- [Problem statement]
Work out how many lines of the material below mention the word "xlabel"; reply with the number only.

═════ Records for the task

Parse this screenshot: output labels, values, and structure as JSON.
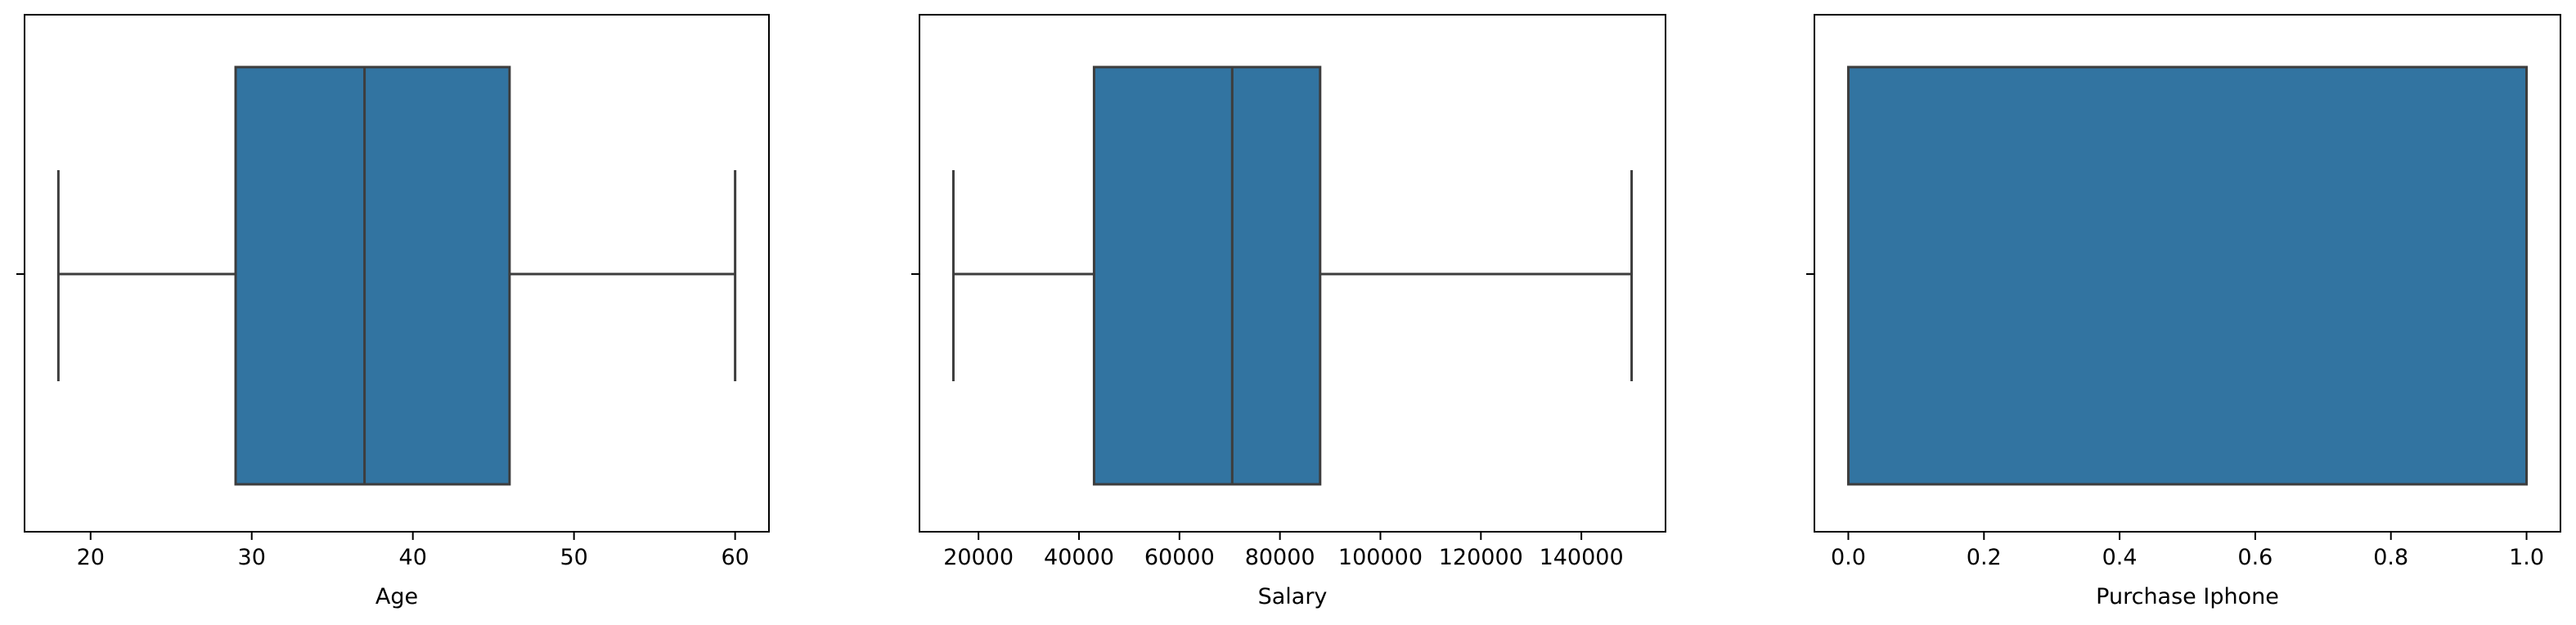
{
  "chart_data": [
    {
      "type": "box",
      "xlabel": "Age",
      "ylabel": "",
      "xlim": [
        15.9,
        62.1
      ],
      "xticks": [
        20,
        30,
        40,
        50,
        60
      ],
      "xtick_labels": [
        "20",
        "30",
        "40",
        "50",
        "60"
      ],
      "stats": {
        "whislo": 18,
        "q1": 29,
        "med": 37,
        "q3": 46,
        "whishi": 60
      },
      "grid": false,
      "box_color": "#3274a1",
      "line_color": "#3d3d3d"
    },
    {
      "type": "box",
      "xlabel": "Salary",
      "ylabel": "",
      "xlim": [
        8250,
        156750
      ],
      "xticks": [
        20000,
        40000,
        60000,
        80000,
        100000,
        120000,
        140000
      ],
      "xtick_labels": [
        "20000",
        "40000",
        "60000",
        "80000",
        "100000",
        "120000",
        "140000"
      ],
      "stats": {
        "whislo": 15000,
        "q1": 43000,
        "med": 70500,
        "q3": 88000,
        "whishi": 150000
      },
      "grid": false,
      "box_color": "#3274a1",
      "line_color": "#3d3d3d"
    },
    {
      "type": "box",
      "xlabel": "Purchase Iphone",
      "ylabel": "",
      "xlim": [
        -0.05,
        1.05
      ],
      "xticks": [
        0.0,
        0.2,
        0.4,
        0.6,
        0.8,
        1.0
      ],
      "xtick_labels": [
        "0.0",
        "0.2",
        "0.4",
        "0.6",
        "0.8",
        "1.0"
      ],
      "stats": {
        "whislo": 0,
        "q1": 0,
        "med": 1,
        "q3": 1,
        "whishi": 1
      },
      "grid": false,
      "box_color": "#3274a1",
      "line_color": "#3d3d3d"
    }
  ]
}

══════════

- [Exercise result]
3